Set problem
Print the rows below word for word, leaving out the pictures.

Layout region rows:
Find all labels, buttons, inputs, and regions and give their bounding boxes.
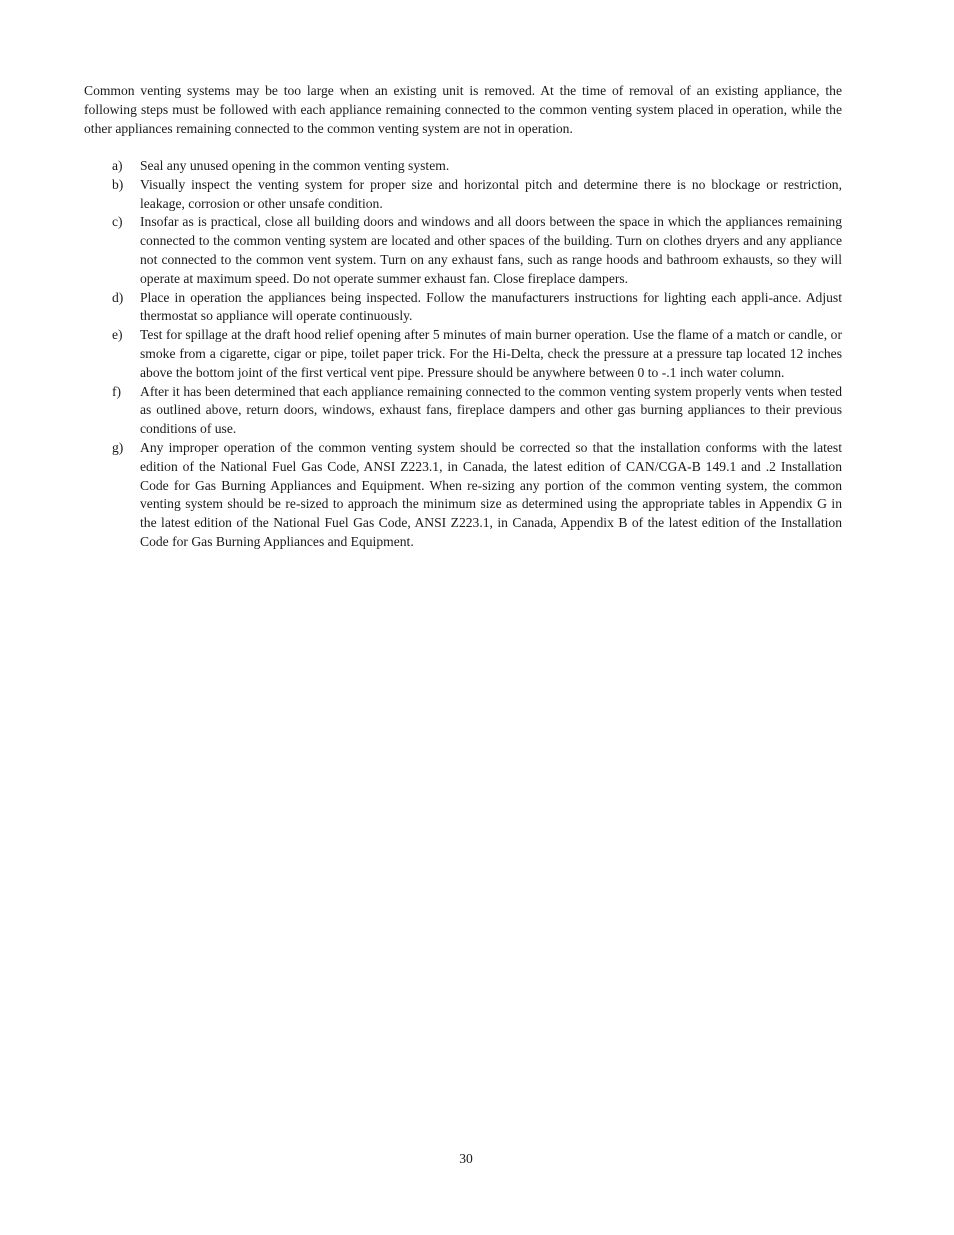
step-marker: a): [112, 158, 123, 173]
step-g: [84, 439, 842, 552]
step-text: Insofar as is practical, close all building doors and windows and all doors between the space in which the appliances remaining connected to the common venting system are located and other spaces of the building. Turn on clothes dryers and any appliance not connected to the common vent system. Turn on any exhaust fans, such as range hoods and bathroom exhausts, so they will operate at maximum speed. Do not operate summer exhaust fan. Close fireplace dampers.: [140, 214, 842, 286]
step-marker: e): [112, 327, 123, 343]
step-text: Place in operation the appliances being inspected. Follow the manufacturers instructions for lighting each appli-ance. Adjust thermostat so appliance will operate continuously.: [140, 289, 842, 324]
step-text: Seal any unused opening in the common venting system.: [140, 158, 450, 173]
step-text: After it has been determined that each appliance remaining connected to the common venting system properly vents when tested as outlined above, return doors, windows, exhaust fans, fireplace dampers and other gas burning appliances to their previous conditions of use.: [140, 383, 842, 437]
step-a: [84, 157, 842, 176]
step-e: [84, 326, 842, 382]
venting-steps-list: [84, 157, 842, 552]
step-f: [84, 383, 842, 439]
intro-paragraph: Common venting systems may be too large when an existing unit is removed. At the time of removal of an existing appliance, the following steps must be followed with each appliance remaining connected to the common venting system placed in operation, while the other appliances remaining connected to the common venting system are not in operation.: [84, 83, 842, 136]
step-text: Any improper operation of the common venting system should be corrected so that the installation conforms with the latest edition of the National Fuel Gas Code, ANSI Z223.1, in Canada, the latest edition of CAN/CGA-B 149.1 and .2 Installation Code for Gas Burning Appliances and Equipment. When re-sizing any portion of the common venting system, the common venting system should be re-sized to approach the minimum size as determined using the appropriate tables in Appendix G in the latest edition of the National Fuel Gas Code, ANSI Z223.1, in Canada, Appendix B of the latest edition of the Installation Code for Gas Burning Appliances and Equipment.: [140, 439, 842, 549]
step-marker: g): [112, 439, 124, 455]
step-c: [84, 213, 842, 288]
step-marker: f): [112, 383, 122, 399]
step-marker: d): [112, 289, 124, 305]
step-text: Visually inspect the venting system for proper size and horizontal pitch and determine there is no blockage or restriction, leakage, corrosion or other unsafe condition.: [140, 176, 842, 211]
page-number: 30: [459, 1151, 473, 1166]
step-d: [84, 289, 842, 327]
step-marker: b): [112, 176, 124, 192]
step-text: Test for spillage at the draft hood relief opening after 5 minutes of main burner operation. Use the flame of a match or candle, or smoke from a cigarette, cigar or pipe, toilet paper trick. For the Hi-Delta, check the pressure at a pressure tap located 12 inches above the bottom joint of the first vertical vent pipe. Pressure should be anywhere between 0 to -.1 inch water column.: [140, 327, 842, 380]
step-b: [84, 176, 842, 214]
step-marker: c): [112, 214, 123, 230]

Problem solution
Find all labels, buttons, inputs, and regions and give their bounding boxes.
step-marker: a): [112, 158, 123, 173]
step-g: [84, 439, 842, 552]
step-text: Insofar as is practical, close all building doors and windows and all doors between the space in which the appliances remaining connected to the common venting system are located and other spaces of the building. Turn on clothes dryers and any appliance not connected to the common vent system. Turn on any exhaust fans, such as range hoods and bathroom exhausts, so they will operate at maximum speed. Do not operate summer exhaust fan. Close fireplace dampers.: [140, 214, 842, 286]
step-marker: e): [112, 327, 123, 343]
step-text: Place in operation the appliances being inspected. Follow the manufacturers instructions for lighting each appli-ance. Adjust thermostat so appliance will operate continuously.: [140, 289, 842, 324]
step-text: Seal any unused opening in the common venting system.: [140, 158, 450, 173]
step-text: After it has been determined that each appliance remaining connected to the common venting system properly vents when tested as outlined above, return doors, windows, exhaust fans, fireplace dampers and other gas burning appliances to their previous conditions of use.: [140, 383, 842, 437]
step-a: [84, 157, 842, 176]
step-e: [84, 326, 842, 382]
venting-steps-list: [84, 157, 842, 552]
step-f: [84, 383, 842, 439]
intro-paragraph: Common venting systems may be too large when an existing unit is removed. At the time of removal of an existing appliance, the following steps must be followed with each appliance remaining connected to the common venting system placed in operation, while the other appliances remaining connected to the common venting system are not in operation.: [84, 83, 842, 136]
step-text: Any improper operation of the common venting system should be corrected so that the installation conforms with the latest edition of the National Fuel Gas Code, ANSI Z223.1, in Canada, the latest edition of CAN/CGA-B 149.1 and .2 Installation Code for Gas Burning Appliances and Equipment. When re-sizing any portion of the common venting system, the common venting system should be re-sized to approach the minimum size as determined using the appropriate tables in Appendix G in the latest edition of the National Fuel Gas Code, ANSI Z223.1, in Canada, Appendix B of the latest edition of the Installation Code for Gas Burning Appliances and Equipment.: [140, 439, 842, 549]
step-marker: g): [112, 439, 124, 455]
step-c: [84, 213, 842, 288]
step-marker: f): [112, 383, 122, 399]
step-marker: d): [112, 289, 124, 305]
step-text: Visually inspect the venting system for proper size and horizontal pitch and determine there is no blockage or restriction, leakage, corrosion or other unsafe condition.: [140, 176, 842, 211]
page-number: 30: [459, 1151, 473, 1166]
step-d: [84, 289, 842, 327]
step-marker: b): [112, 176, 124, 192]
step-text: Test for spillage at the draft hood relief opening after 5 minutes of main burner operation. Use the flame of a match or candle, or smoke from a cigarette, cigar or pipe, toilet paper trick. For the Hi-Delta, check the pressure at a pressure tap located 12 inches above the bottom joint of the first vertical vent pipe. Pressure should be anywhere between 0 to -.1 inch water column.: [140, 327, 842, 380]
step-b: [84, 176, 842, 214]
step-marker: c): [112, 214, 123, 230]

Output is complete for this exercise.